Aim
Leave out the pictures and restate the rest of the data exactly.

+---+

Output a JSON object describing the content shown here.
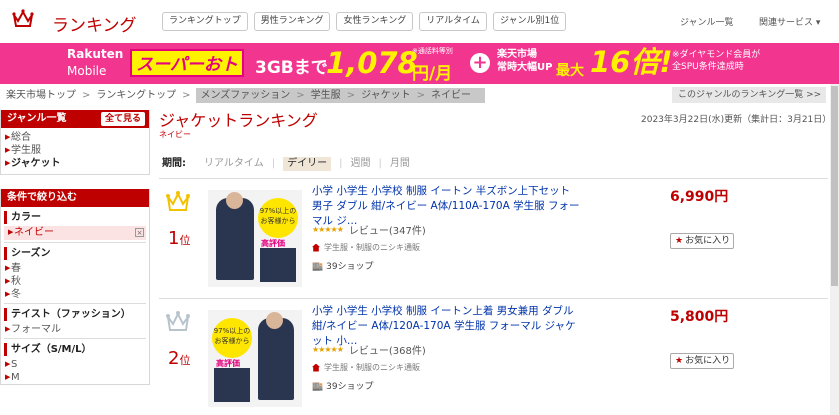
{
  "header": {
    "logo_text": "ランキング",
    "tabs": [
      "ランキングトップ",
      "男性ランキング",
      "女性ランキング",
      "リアルタイム",
      "ジャンル別1位"
    ],
    "genre_list": "ジャンル一覧",
    "related_services": "関連サービス ▾"
  },
  "banner": {
    "rakuten": "Rakuten",
    "mobile": "Mobile",
    "sale": "スーパーおトク",
    "data": "3GBまで",
    "price": "1,078",
    "yen_month": "円/月",
    "call_note": "※通話料等別",
    "ichiba_1": "楽天市場",
    "ichiba_2": "常時大幅UP",
    "max": "最大",
    "multiplier": "16倍!",
    "diamond_1": "※ダイヤモンド会員が",
    "diamond_2": "全SPU条件達成時"
  },
  "breadcrumb": {
    "items": [
      "楽天市場トップ",
      "ランキングトップ"
    ],
    "current": [
      "メンズファッション",
      "学生服",
      "ジャケット",
      "ネイビー"
    ],
    "sep": ">",
    "genre_link": "このジャンルのランキング一覧 >>"
  },
  "sidebar": {
    "genre_title": "ジャンル一覧",
    "show_all": "全て見る",
    "genres": [
      "総合",
      "学生服",
      "ジャケット"
    ],
    "filter_title": "条件で絞り込む",
    "color_label": "カラー",
    "color_selected": "ネイビー",
    "season_label": "シーズン",
    "seasons": [
      "春",
      "秋",
      "冬"
    ],
    "taste_label": "テイスト（ファッション）",
    "tastes": [
      "フォーマル"
    ],
    "size_label": "サイズ（S/M/L）",
    "sizes": [
      "S",
      "M"
    ]
  },
  "main": {
    "title": "ジャケットランキング",
    "subtitle": "ネイビー",
    "updated": "2023年3月22日(水)更新（集計日：3月21日）",
    "period_label": "期間:",
    "periods": [
      "リアルタイム",
      "デイリー",
      "週間",
      "月間"
    ]
  },
  "items": [
    {
      "rank": "1",
      "rank_suffix": "位",
      "title": "小学 小学生 小学校 制服 イートン 半ズボン上下セット 男子 ダブル 紺/ネイビー A体/110A-170A 学生服 フォーマル ジ…",
      "stars": "★★★★★",
      "review": "レビュー(347件)",
      "shop": "学生服・制服のニシキ通販",
      "shop_count": "39ショップ",
      "price": "6,990円",
      "fav": "お気に入り",
      "badge": "97%以上のお客様から",
      "badge_hyoka": "高評価",
      "crown_color": "#f2c200"
    },
    {
      "rank": "2",
      "rank_suffix": "位",
      "title": "小学 小学生 小学校 制服 イートン上着 男女兼用 ダブル 紺/ネイビー A体/120A-170A 学生服 フォーマル ジャケット 小…",
      "stars": "★★★★★",
      "review": "レビュー(368件)",
      "shop": "学生服・制服のニシキ通販",
      "shop_count": "39ショップ",
      "price": "5,800円",
      "fav": "お気に入り",
      "badge": "97%以上のお客様から",
      "badge_hyoka": "高評価",
      "crown_color": "#b8c4cc"
    }
  ]
}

+---+

Task result
Output a JSON object describing the content shown here.
{
  "header": {
    "logo_text": "ランキング",
    "tabs": [
      "ランキングトップ",
      "男性ランキング",
      "女性ランキング",
      "リアルタイム",
      "ジャンル別1位"
    ],
    "genre_list": "ジャンル一覧",
    "related_services": "関連サービス ▾"
  },
  "banner": {
    "rakuten": "Rakuten",
    "mobile": "Mobile",
    "sale": "スーパーおトク",
    "data": "3GBまで",
    "price": "1,078",
    "yen_month": "円/月",
    "call_note": "※通話料等別",
    "ichiba_1": "楽天市場",
    "ichiba_2": "常時大幅UP",
    "max": "最大",
    "multiplier": "16倍!",
    "diamond_1": "※ダイヤモンド会員が",
    "diamond_2": "全SPU条件達成時"
  },
  "breadcrumb": {
    "items": [
      "楽天市場トップ",
      "ランキングトップ"
    ],
    "current": [
      "メンズファッション",
      "学生服",
      "ジャケット",
      "ネイビー"
    ],
    "sep": ">",
    "genre_link": "このジャンルのランキング一覧 >>"
  },
  "sidebar": {
    "genre_title": "ジャンル一覧",
    "show_all": "全て見る",
    "genres": [
      "総合",
      "学生服",
      "ジャケット"
    ],
    "filter_title": "条件で絞り込む",
    "color_label": "カラー",
    "color_selected": "ネイビー",
    "season_label": "シーズン",
    "seasons": [
      "春",
      "秋",
      "冬"
    ],
    "taste_label": "テイスト（ファッション）",
    "tastes": [
      "フォーマル"
    ],
    "size_label": "サイズ（S/M/L）",
    "sizes": [
      "S",
      "M"
    ]
  },
  "main": {
    "title": "ジャケットランキング",
    "subtitle": "ネイビー",
    "updated": "2023年3月22日(水)更新（集計日：3月21日）",
    "period_label": "期間:",
    "periods": [
      "リアルタイム",
      "デイリー",
      "週間",
      "月間"
    ]
  },
  "items": [
    {
      "rank": "1",
      "rank_suffix": "位",
      "title": "小学 小学生 小学校 制服 イートン 半ズボン上下セット 男子 ダブル 紺/ネイビー A体/110A-170A 学生服 フォーマル ジ…",
      "stars": "★★★★★",
      "review": "レビュー(347件)",
      "shop": "学生服・制服のニシキ通販",
      "shop_count": "39ショップ",
      "price": "6,990円",
      "fav": "お気に入り",
      "badge": "97%以上のお客様から",
      "badge_hyoka": "高評価",
      "crown_color": "#f2c200"
    },
    {
      "rank": "2",
      "rank_suffix": "位",
      "title": "小学 小学生 小学校 制服 イートン上着 男女兼用 ダブル 紺/ネイビー A体/120A-170A 学生服 フォーマル ジャケット 小…",
      "stars": "★★★★★",
      "review": "レビュー(368件)",
      "shop": "学生服・制服のニシキ通販",
      "shop_count": "39ショップ",
      "price": "5,800円",
      "fav": "お気に入り",
      "badge": "97%以上のお客様から",
      "badge_hyoka": "高評価",
      "crown_color": "#b8c4cc"
    }
  ]
}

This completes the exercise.